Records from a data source
────

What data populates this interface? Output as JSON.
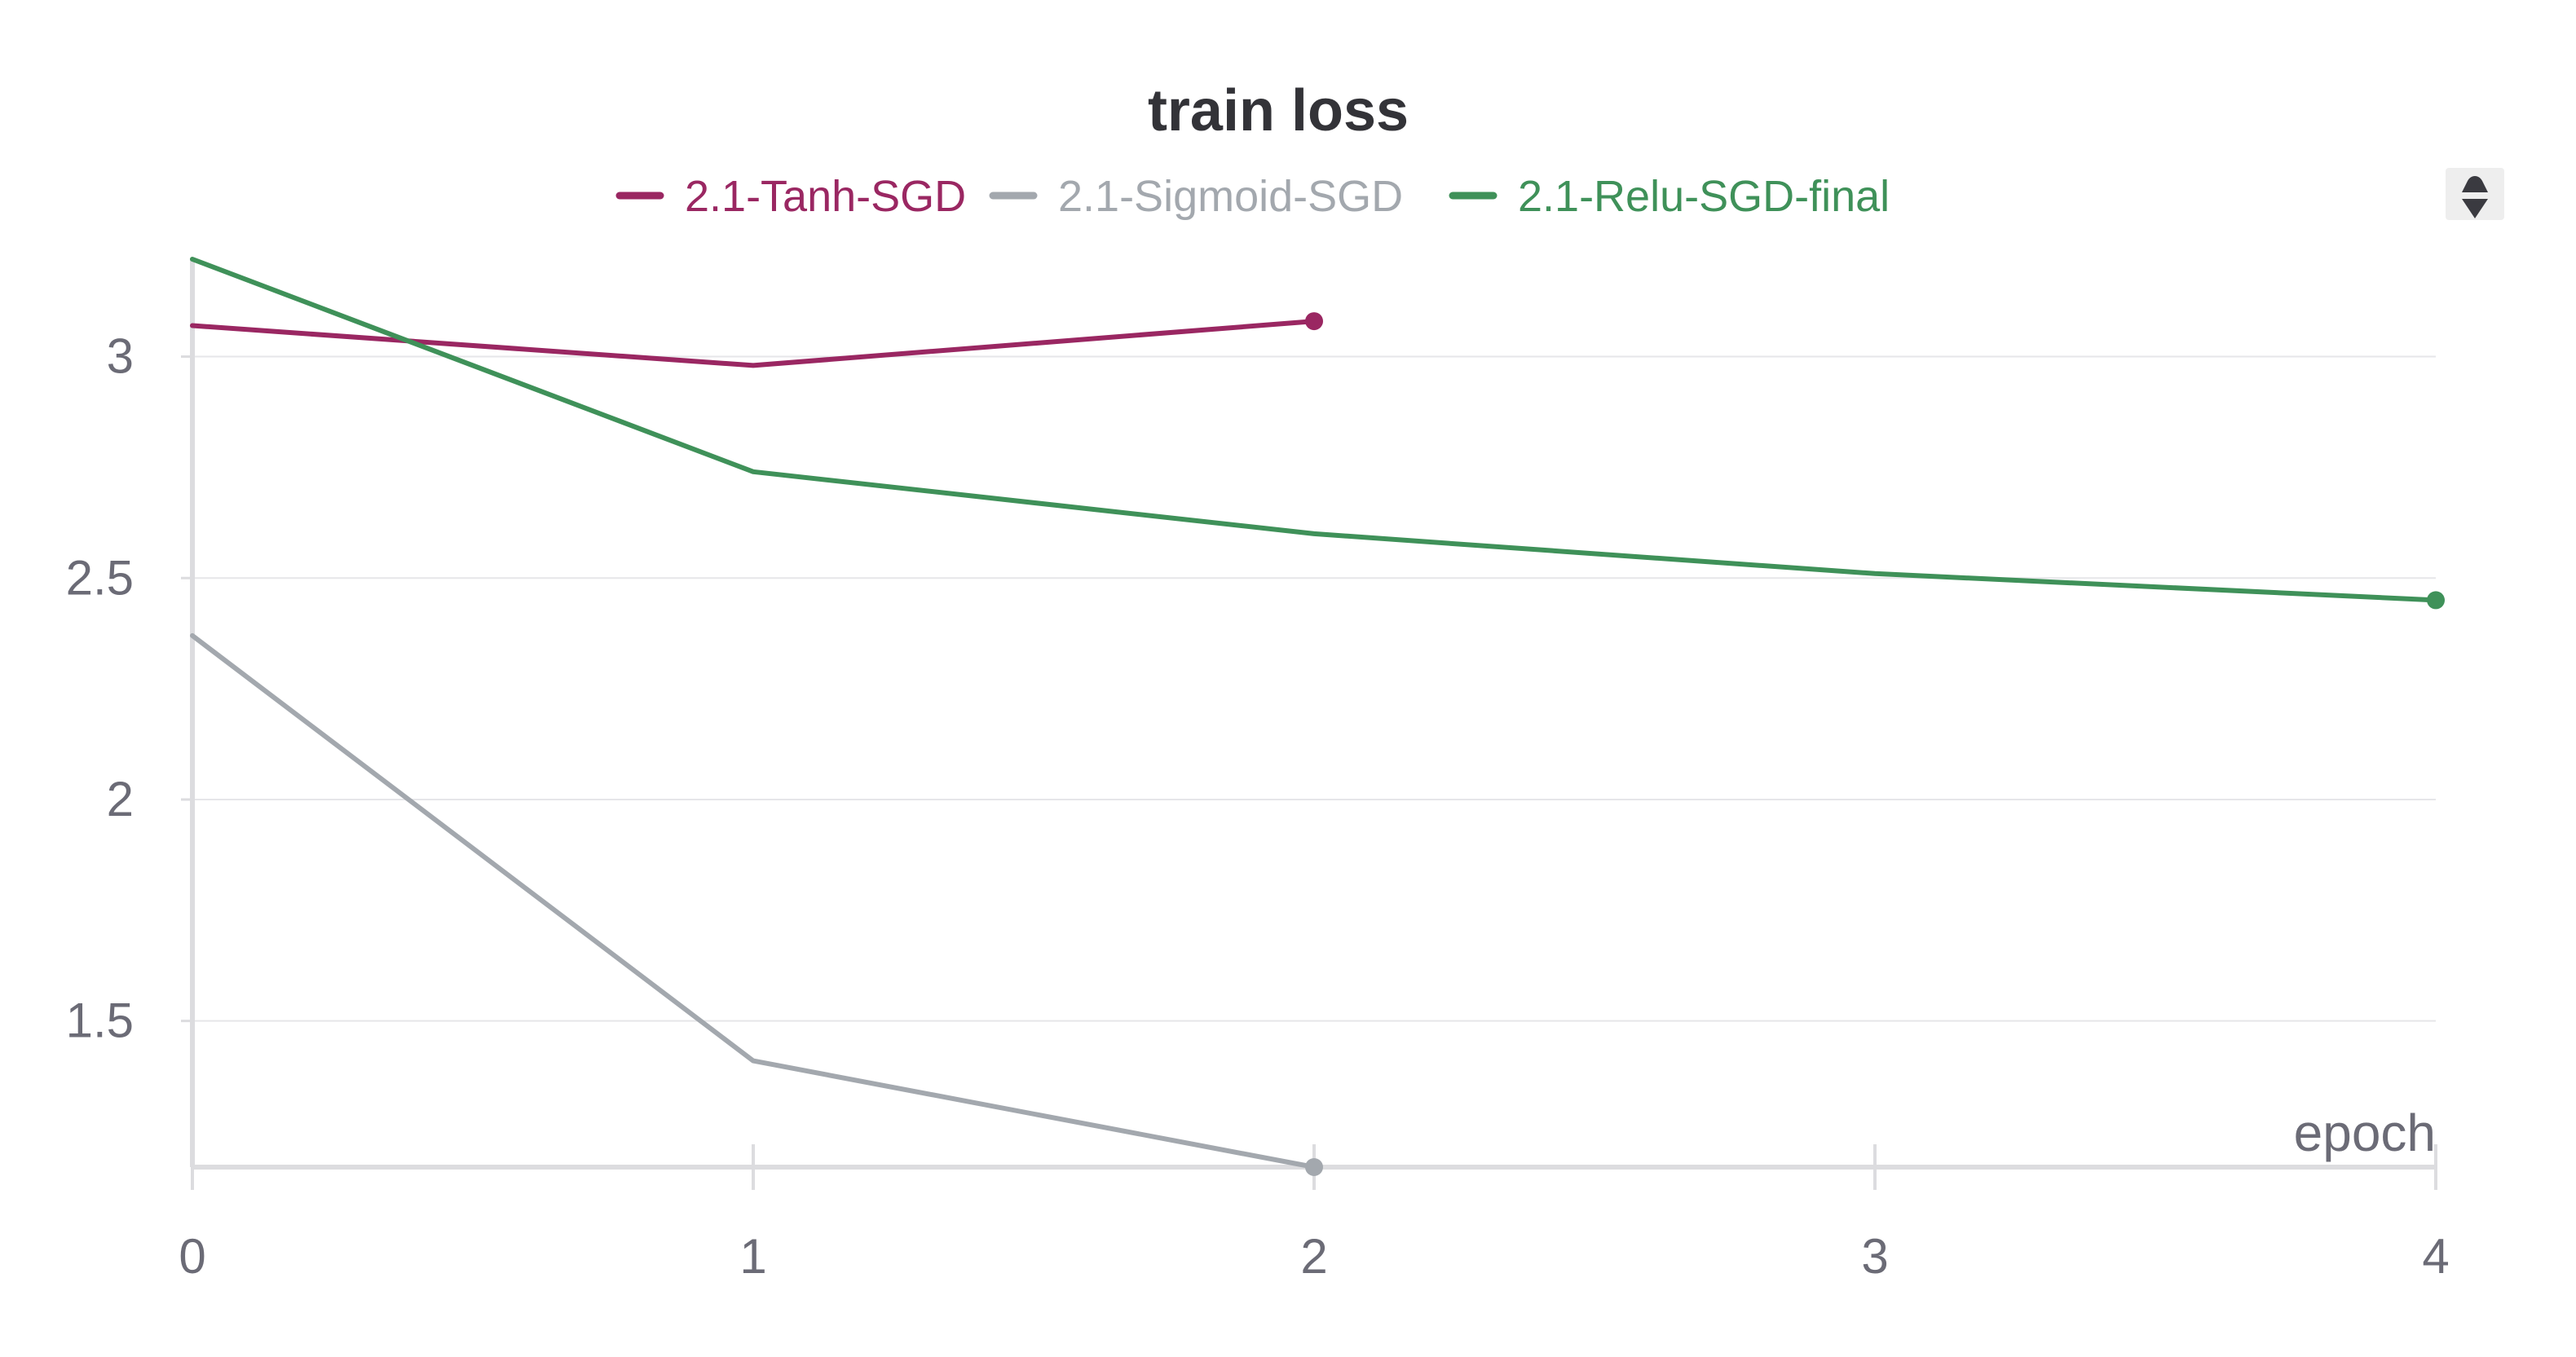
{
  "chart_data": {
    "type": "line",
    "title": "train loss",
    "xlabel": "epoch",
    "ylabel": "",
    "xlim": [
      0,
      4
    ],
    "ylim": [
      1.17,
      3.22
    ],
    "x_ticks": [
      0,
      1,
      2,
      3,
      4
    ],
    "x_tick_labels": [
      "0",
      "1",
      "2",
      "3",
      "4"
    ],
    "y_ticks": [
      1.5,
      2,
      2.5,
      3
    ],
    "y_tick_labels": [
      "1.5",
      "2",
      "2.5",
      "3"
    ],
    "grid": true,
    "legend_position": "top",
    "series": [
      {
        "name": "2.1-Tanh-SGD",
        "color": "#9a2762",
        "x": [
          0,
          1,
          2
        ],
        "y": [
          3.07,
          2.98,
          3.08
        ]
      },
      {
        "name": "2.1-Sigmoid-SGD",
        "color": "#a3a8ae",
        "x": [
          0,
          1,
          2
        ],
        "y": [
          2.37,
          1.41,
          1.17
        ]
      },
      {
        "name": "2.1-Relu-SGD-final",
        "color": "#3f9159",
        "x": [
          0,
          1,
          2,
          3,
          4
        ],
        "y": [
          3.22,
          2.74,
          2.6,
          2.51,
          2.45
        ]
      }
    ]
  },
  "ui": {
    "scroll_icon": "up-down-chevron-icon"
  }
}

────

• **Task description**
Find every line with the word "name" and state how many there are, with no other words.

• **Answer to this exercise**
3